## Begin LISTING

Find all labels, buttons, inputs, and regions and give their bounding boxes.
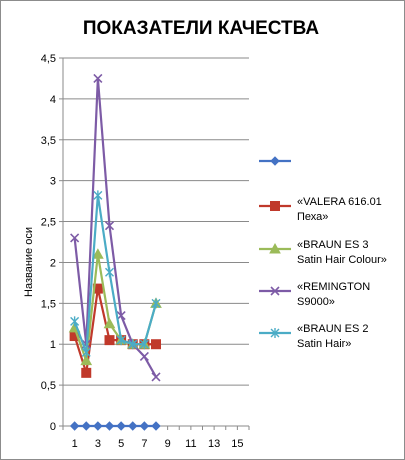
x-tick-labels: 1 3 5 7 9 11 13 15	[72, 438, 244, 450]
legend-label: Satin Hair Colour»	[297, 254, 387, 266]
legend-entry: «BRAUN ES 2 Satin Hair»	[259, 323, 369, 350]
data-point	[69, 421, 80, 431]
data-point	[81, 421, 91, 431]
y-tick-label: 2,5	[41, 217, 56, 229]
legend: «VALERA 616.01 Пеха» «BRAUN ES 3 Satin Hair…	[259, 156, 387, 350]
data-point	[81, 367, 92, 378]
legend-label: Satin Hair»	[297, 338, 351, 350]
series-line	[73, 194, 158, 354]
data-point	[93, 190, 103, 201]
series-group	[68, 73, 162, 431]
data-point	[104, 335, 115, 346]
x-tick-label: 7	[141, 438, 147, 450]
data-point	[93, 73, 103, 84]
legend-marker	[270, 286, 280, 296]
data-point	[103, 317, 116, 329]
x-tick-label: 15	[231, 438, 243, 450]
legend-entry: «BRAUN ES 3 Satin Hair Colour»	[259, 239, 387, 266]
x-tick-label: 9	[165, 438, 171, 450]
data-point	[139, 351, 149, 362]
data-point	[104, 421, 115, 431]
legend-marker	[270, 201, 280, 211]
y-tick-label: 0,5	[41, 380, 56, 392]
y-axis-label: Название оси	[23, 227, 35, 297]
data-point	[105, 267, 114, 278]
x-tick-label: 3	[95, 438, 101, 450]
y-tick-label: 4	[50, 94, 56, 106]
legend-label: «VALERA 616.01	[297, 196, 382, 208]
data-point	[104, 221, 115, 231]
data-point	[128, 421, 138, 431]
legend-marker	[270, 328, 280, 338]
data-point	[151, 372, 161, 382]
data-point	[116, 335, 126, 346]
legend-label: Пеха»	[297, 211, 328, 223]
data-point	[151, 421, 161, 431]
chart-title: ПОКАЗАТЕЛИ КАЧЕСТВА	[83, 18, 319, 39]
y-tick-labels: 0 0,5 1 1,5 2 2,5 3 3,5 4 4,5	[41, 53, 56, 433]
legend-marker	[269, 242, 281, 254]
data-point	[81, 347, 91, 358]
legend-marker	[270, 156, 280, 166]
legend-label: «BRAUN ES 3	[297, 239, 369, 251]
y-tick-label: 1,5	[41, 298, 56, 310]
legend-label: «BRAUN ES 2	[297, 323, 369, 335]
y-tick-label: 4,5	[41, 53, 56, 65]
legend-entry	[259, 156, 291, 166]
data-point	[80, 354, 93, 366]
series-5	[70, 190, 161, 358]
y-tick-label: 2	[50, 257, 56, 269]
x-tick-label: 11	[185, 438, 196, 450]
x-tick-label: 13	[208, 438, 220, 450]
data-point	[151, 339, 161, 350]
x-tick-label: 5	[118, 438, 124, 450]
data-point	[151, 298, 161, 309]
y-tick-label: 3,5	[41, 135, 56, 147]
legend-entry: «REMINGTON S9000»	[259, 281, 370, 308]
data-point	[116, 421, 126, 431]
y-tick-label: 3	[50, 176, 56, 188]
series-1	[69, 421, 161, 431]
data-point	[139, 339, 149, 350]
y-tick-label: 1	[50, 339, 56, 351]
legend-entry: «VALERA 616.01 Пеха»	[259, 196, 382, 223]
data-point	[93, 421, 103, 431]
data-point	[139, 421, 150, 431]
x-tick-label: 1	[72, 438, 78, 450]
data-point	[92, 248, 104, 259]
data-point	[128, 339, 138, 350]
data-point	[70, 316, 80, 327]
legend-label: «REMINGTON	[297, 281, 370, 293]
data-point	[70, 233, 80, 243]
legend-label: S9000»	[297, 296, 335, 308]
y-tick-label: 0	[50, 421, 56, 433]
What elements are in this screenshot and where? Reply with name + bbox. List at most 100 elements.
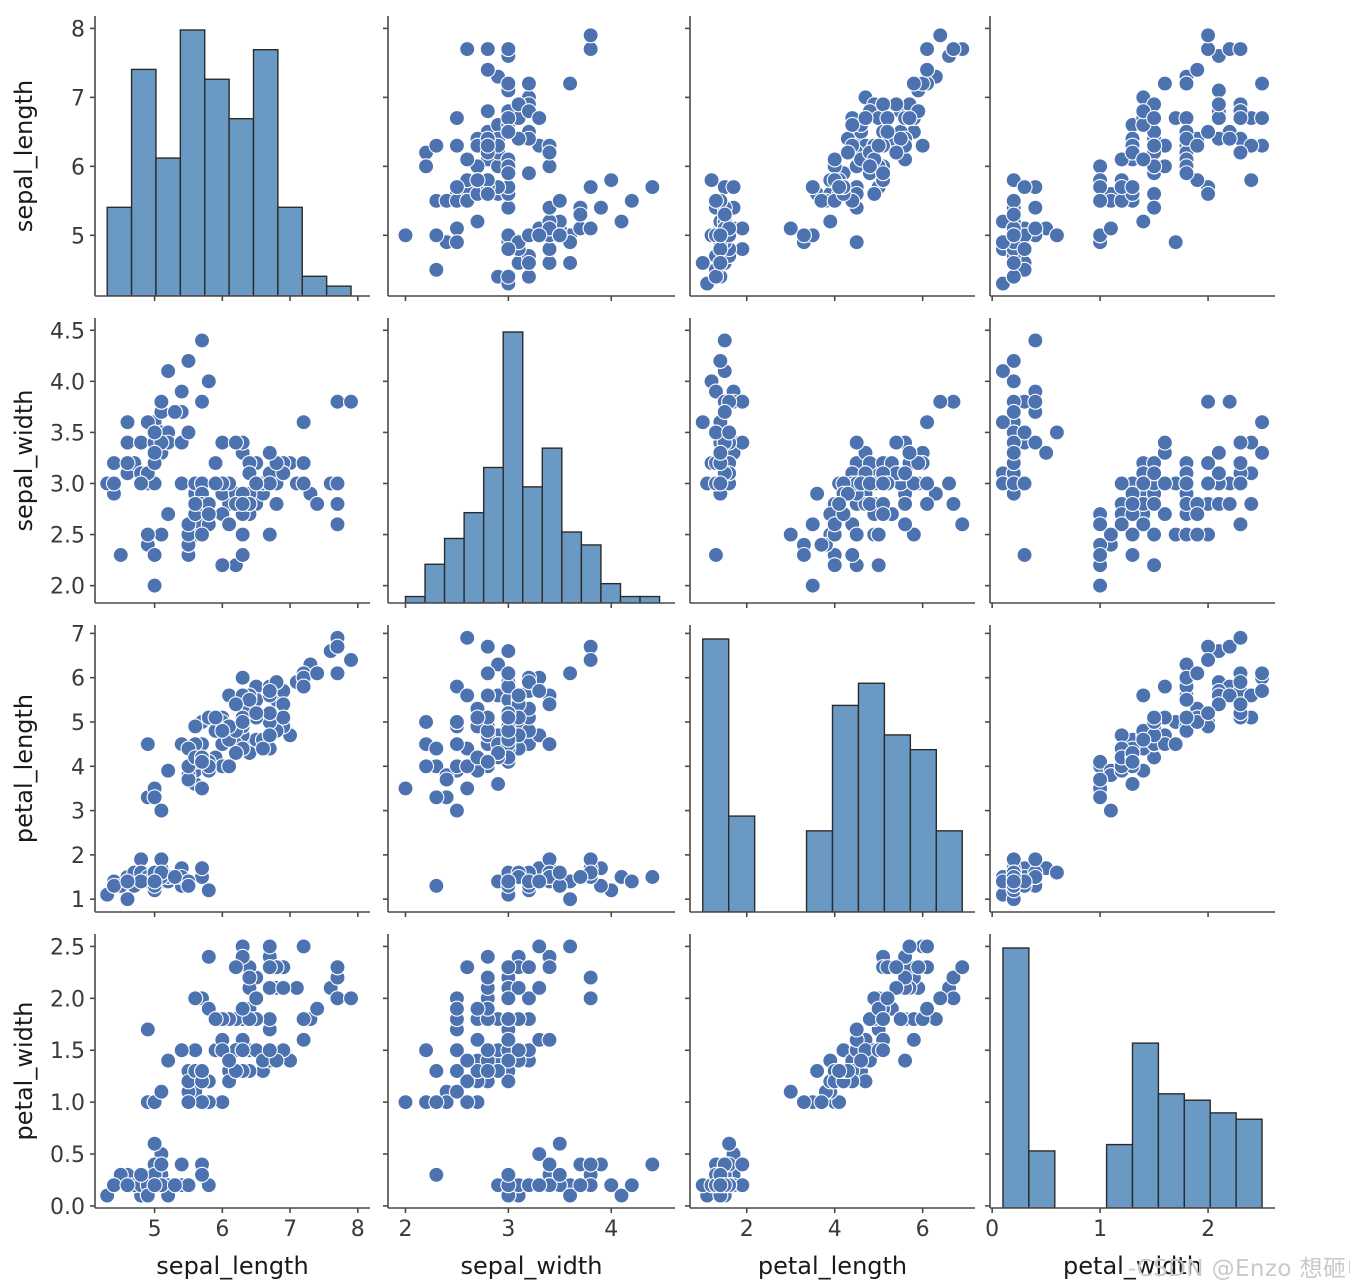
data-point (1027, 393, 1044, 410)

## End LISTING

- _THE PROBLEM_
Edit all of the rows above by replacing "data-point" with "data marker" and leaving every other part unchanged. Omit the pictures from your answer.

- _TASK SOLUTION_
Find all labels, buttons, inputs, and regions and give their bounding boxes.
x-tick-labels: 1 3 5 7 9 11 13 15	[72, 438, 244, 450]
legend-label: Satin Hair Colour»	[297, 254, 387, 266]
legend-entry: «BRAUN ES 2 Satin Hair»	[259, 323, 369, 350]
data marker	[69, 421, 80, 431]
data marker	[81, 421, 91, 431]
y-tick-label: 2,5	[41, 217, 56, 229]
legend: «VALERA 616.01 Пеха» «BRAUN ES 3 Satin Hair…	[259, 156, 387, 350]
data marker	[81, 367, 92, 378]
legend-label: Satin Hair»	[297, 338, 351, 350]
series-line	[73, 194, 158, 354]
data marker	[93, 190, 103, 201]
series-group	[68, 73, 162, 431]
data marker	[104, 335, 115, 346]
x-tick-label: 7	[141, 438, 147, 450]
data marker	[93, 73, 103, 84]
legend-marker	[270, 286, 280, 296]
data marker	[103, 317, 116, 329]
x-tick-label: 15	[231, 438, 243, 450]
legend-entry: «BRAUN ES 3 Satin Hair Colour»	[259, 239, 387, 266]
x-tick-label: 9	[165, 438, 171, 450]
data marker	[139, 351, 149, 362]
data marker	[104, 421, 115, 431]
legend-marker	[270, 201, 280, 211]
y-tick-label: 0,5	[41, 380, 56, 392]
y-axis-label: Название оси	[23, 227, 35, 297]
data marker	[105, 267, 114, 278]
x-tick-label: 3	[95, 438, 101, 450]
y-tick-label: 4	[50, 94, 56, 106]
legend-label: «VALERA 616.01	[297, 196, 382, 208]
data marker	[104, 221, 115, 231]
data marker	[128, 421, 138, 431]
legend-marker	[270, 328, 280, 338]
data marker	[151, 372, 161, 382]
data marker	[116, 335, 126, 346]
legend-label: Пеха»	[297, 211, 328, 223]
data marker	[151, 421, 161, 431]
chart-title: ПОКАЗАТЕЛИ КАЧЕСТВА	[83, 18, 319, 39]
y-tick-labels: 0 0,5 1 1,5 2 2,5 3 3,5 4 4,5	[41, 53, 56, 433]
legend-marker	[269, 242, 281, 254]
data marker	[81, 347, 91, 358]
legend-marker	[270, 156, 280, 166]
legend-label: «BRAUN ES 3	[297, 239, 369, 251]
y-tick-label: 1,5	[41, 298, 56, 310]
legend-label: «BRAUN ES 2	[297, 323, 369, 335]
y-tick-label: 4,5	[41, 53, 56, 65]
legend-entry	[259, 156, 291, 166]
data marker	[80, 354, 93, 366]
series-5	[70, 190, 161, 358]
y-tick-label: 2	[50, 257, 56, 269]
x-tick-label: 11	[185, 438, 196, 450]
x-tick-label: 13	[208, 438, 220, 450]
data marker	[151, 339, 161, 350]
x-tick-label: 5	[118, 438, 124, 450]
data marker	[151, 298, 161, 309]
y-tick-label: 3,5	[41, 135, 56, 147]
legend-entry: «REMINGTON S9000»	[259, 281, 370, 308]
data marker	[116, 421, 126, 431]
y-tick-label: 3	[50, 176, 56, 188]
series-1	[69, 421, 161, 431]
data marker	[139, 339, 149, 350]
y-tick-label: 1	[50, 339, 56, 351]
legend-entry: «VALERA 616.01 Пеха»	[259, 196, 382, 223]
data marker	[93, 421, 103, 431]
data marker	[139, 421, 150, 431]
x-tick-label: 1	[72, 438, 78, 450]
data marker	[92, 248, 104, 259]
data marker	[128, 339, 138, 350]
data marker	[70, 316, 80, 327]
legend-label: «REMINGTON	[297, 281, 370, 293]
data marker	[70, 233, 80, 243]
legend-label: S9000»	[297, 296, 335, 308]
y-tick-label: 0	[50, 421, 56, 433]
What elements are in this screenshot and where? Reply with name + bbox. List at most 100 elements.
data marker (1027, 393, 1044, 410)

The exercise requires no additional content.